A block of data:
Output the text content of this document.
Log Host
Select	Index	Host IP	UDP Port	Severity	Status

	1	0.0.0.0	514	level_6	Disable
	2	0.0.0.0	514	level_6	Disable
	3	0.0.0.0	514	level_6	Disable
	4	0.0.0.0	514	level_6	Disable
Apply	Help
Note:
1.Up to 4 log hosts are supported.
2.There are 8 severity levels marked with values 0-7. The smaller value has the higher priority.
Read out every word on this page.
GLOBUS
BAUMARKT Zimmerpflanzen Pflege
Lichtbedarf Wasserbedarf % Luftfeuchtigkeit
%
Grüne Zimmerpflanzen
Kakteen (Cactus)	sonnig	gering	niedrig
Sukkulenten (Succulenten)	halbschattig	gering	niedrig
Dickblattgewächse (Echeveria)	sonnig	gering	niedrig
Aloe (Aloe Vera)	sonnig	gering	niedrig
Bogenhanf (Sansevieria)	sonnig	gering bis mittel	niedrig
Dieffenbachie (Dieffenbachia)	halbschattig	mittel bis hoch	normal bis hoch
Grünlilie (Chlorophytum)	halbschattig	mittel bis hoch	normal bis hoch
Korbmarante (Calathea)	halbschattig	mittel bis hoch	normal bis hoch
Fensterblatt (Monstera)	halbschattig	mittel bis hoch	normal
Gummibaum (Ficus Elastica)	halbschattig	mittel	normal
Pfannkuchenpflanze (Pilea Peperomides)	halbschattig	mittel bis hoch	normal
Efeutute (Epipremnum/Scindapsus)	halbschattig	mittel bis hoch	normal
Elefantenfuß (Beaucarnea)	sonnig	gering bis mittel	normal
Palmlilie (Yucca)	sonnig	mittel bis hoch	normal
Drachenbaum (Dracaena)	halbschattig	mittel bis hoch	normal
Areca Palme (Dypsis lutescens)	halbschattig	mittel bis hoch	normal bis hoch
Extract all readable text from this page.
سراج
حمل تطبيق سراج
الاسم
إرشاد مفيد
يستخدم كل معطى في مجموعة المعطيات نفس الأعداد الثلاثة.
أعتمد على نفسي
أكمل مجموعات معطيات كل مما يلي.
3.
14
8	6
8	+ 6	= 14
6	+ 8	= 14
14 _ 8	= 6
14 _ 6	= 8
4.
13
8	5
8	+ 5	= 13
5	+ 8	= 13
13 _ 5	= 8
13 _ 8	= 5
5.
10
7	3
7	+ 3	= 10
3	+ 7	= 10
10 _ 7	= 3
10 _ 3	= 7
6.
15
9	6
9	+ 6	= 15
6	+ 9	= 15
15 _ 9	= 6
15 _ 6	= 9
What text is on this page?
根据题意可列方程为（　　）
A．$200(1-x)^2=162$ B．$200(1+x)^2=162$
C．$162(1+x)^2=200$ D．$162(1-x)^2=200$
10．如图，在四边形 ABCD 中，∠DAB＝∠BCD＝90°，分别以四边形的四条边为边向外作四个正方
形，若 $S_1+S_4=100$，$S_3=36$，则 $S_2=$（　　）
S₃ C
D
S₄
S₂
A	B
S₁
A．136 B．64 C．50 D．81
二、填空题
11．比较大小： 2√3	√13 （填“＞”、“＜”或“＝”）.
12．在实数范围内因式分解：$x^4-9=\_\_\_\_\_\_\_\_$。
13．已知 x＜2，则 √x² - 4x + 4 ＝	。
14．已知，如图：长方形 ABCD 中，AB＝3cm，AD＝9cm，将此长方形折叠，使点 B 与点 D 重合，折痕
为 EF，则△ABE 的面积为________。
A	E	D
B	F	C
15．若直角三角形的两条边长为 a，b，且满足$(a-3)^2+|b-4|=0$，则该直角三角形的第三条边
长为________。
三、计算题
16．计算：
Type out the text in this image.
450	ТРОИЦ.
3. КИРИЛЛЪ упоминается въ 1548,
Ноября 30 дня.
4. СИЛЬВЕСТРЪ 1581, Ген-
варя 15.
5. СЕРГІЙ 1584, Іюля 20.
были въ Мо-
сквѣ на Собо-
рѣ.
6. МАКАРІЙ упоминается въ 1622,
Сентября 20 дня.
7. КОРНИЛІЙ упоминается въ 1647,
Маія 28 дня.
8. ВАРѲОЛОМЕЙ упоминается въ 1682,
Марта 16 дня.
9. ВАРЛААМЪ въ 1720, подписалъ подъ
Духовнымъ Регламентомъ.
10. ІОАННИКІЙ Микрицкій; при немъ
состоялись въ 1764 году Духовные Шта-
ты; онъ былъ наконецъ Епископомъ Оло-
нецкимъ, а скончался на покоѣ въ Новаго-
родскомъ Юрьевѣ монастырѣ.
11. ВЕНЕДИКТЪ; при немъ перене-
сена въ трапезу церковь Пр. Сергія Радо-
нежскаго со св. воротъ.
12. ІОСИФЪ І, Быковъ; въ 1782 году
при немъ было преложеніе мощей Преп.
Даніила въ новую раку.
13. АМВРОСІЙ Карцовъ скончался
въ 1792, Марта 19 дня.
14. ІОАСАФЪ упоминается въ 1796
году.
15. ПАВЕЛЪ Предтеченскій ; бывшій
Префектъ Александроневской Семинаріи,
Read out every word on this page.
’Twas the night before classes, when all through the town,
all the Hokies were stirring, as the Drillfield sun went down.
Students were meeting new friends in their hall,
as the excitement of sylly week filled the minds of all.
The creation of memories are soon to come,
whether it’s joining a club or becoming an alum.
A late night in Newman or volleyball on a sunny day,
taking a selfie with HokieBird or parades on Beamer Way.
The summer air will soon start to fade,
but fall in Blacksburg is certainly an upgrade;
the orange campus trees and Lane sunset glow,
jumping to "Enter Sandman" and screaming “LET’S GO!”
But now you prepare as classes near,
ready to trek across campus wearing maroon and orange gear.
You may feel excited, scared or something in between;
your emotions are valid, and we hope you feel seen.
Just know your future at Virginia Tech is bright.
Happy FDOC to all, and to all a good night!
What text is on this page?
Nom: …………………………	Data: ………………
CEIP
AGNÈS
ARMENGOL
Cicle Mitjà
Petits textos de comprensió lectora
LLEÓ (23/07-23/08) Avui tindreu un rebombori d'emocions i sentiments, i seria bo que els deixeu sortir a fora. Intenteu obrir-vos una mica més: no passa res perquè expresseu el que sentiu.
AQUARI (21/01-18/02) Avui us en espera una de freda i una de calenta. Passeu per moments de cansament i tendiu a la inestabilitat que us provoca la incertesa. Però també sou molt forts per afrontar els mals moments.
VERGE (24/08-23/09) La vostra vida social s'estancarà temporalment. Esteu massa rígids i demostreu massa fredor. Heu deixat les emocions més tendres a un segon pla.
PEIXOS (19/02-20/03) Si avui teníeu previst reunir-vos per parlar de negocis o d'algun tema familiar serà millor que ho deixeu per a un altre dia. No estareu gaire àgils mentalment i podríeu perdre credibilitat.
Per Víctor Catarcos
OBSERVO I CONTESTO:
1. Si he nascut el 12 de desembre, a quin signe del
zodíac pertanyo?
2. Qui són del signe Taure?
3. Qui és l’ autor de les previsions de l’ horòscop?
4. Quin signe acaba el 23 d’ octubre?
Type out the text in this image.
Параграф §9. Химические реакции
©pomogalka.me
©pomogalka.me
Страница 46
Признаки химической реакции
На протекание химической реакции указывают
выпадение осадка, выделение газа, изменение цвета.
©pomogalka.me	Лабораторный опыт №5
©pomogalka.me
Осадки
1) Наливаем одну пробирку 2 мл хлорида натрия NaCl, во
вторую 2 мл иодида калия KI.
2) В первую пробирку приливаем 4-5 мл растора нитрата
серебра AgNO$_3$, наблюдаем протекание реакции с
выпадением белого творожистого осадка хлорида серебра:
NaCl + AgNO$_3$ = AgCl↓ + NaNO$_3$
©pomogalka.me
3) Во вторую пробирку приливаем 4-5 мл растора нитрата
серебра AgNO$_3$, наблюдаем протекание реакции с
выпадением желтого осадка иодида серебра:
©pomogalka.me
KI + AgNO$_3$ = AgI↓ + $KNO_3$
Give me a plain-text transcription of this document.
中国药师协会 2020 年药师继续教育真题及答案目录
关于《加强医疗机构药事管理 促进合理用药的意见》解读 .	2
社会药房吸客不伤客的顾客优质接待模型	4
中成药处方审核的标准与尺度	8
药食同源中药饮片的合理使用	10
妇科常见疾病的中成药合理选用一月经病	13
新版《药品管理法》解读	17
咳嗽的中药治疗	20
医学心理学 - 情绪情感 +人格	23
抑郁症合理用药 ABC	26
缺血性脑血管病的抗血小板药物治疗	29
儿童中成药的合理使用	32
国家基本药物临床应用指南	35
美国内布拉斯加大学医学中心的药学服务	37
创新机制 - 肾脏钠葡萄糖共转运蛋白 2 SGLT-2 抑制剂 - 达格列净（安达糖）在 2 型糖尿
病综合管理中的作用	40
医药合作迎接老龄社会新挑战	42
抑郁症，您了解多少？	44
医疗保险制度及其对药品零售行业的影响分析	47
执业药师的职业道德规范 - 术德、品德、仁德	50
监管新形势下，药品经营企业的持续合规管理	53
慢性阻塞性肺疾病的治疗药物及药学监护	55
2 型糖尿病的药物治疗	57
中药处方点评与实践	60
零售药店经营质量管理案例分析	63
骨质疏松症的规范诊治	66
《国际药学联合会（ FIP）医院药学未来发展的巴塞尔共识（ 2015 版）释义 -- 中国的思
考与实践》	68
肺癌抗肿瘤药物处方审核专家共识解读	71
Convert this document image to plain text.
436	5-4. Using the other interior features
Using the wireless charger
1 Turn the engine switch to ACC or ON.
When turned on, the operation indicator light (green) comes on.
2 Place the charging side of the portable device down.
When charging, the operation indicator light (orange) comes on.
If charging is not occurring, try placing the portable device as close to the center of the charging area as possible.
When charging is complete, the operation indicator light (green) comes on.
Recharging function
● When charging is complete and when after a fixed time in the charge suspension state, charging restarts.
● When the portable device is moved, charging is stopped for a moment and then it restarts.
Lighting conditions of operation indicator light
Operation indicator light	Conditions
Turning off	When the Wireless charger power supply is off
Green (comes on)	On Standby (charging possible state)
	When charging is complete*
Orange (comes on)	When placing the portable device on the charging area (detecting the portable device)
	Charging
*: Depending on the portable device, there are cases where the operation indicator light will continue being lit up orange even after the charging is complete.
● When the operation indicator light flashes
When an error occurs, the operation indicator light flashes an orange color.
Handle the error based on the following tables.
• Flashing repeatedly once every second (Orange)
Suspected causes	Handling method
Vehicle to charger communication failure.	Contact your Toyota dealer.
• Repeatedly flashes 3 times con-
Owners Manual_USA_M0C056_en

[GIVEN INSTRUCTION]
Pull out each line of the listing that holds the string "state".

[RIGHT ANSWER]
● When charging is complete and when after a fixed time in the charge suspension state, charging restarts.
Green (comes on)	On Standby (charging possible state)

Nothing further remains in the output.